Task goal: Reply with one number: the count of lines in the records below that hold "name".

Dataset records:
=======

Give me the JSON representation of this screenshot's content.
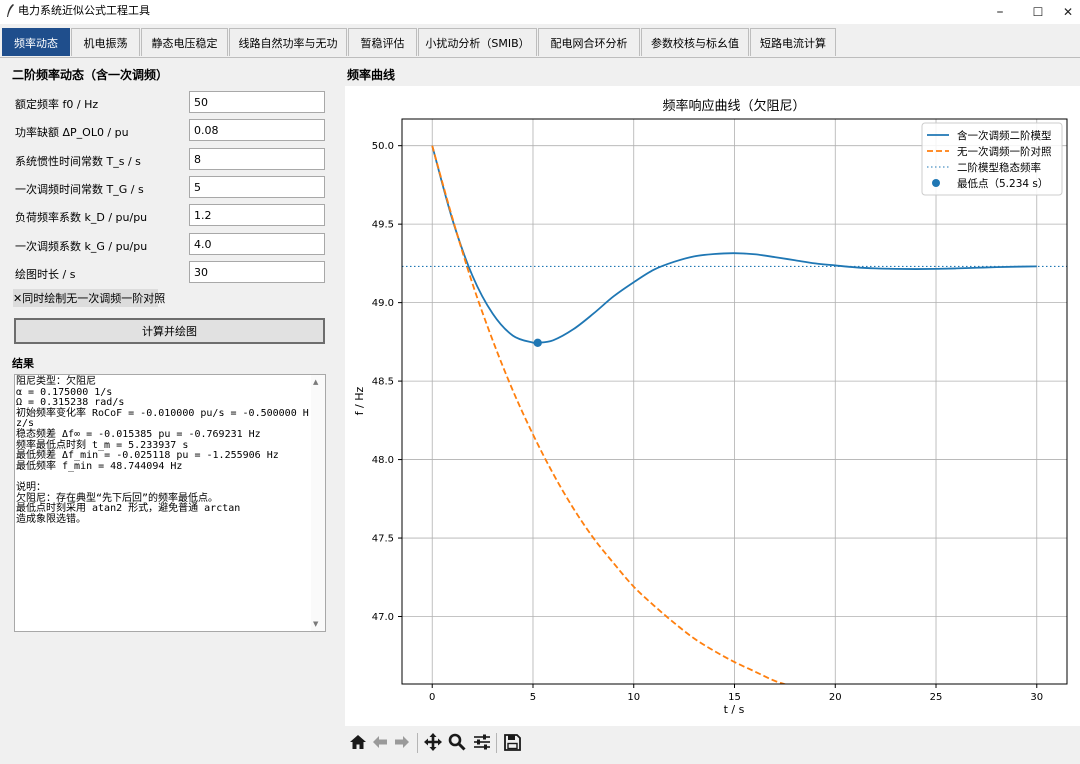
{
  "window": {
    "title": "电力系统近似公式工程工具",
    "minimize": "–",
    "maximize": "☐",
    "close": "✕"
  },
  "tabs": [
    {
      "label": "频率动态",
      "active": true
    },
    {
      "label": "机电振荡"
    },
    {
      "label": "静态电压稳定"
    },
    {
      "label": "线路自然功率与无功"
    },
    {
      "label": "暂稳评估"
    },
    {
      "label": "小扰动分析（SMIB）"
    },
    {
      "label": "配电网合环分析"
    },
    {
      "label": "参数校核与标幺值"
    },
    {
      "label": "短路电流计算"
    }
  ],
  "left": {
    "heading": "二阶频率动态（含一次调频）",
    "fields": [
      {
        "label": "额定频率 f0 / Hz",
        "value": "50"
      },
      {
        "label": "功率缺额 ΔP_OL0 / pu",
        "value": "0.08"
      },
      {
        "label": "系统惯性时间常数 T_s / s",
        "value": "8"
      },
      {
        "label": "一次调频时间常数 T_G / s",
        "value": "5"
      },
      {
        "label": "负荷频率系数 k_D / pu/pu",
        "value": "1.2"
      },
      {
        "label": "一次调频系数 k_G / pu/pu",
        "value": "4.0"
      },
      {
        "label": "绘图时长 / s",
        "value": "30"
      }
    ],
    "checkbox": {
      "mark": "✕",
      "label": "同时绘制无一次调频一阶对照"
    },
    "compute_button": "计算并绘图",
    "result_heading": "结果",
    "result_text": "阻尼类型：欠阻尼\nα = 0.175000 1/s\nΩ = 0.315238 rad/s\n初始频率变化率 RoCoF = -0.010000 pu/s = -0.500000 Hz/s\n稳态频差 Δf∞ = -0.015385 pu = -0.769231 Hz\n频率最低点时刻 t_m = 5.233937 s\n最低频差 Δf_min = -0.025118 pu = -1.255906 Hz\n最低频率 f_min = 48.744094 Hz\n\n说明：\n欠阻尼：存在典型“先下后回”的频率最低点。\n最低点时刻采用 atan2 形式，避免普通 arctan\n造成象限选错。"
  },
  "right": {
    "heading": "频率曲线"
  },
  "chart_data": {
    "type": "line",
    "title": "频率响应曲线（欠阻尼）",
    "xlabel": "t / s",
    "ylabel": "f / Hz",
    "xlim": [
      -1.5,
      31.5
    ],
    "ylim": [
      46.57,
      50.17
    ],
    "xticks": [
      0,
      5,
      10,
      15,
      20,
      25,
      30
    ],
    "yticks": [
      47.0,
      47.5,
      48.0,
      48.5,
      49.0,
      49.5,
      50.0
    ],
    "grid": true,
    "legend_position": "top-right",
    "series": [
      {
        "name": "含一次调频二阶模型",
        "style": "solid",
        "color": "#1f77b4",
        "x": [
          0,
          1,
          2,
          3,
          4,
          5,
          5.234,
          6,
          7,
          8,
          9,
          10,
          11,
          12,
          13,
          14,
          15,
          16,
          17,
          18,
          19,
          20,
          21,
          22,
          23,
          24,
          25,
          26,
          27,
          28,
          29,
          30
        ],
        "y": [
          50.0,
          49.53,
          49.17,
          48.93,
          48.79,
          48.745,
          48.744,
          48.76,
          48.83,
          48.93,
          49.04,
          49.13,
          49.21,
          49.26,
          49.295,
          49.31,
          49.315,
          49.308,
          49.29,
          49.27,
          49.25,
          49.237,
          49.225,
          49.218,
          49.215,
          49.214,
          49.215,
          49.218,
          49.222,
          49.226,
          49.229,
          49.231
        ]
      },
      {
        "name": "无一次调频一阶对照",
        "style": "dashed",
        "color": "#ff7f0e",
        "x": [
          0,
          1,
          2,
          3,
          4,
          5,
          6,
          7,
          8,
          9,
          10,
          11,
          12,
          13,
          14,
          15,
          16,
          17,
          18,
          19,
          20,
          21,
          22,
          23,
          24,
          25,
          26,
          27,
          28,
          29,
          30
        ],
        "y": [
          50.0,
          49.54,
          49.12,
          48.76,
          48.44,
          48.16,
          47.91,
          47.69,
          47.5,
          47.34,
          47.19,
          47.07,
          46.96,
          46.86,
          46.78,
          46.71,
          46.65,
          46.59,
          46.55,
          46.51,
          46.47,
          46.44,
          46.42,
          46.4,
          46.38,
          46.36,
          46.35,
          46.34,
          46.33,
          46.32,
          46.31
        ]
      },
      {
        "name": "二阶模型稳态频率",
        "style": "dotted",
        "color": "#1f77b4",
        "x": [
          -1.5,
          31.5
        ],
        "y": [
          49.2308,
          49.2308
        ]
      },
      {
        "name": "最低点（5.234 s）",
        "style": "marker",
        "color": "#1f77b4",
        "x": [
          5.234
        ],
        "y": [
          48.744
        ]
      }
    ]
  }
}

=======

Written answer: 4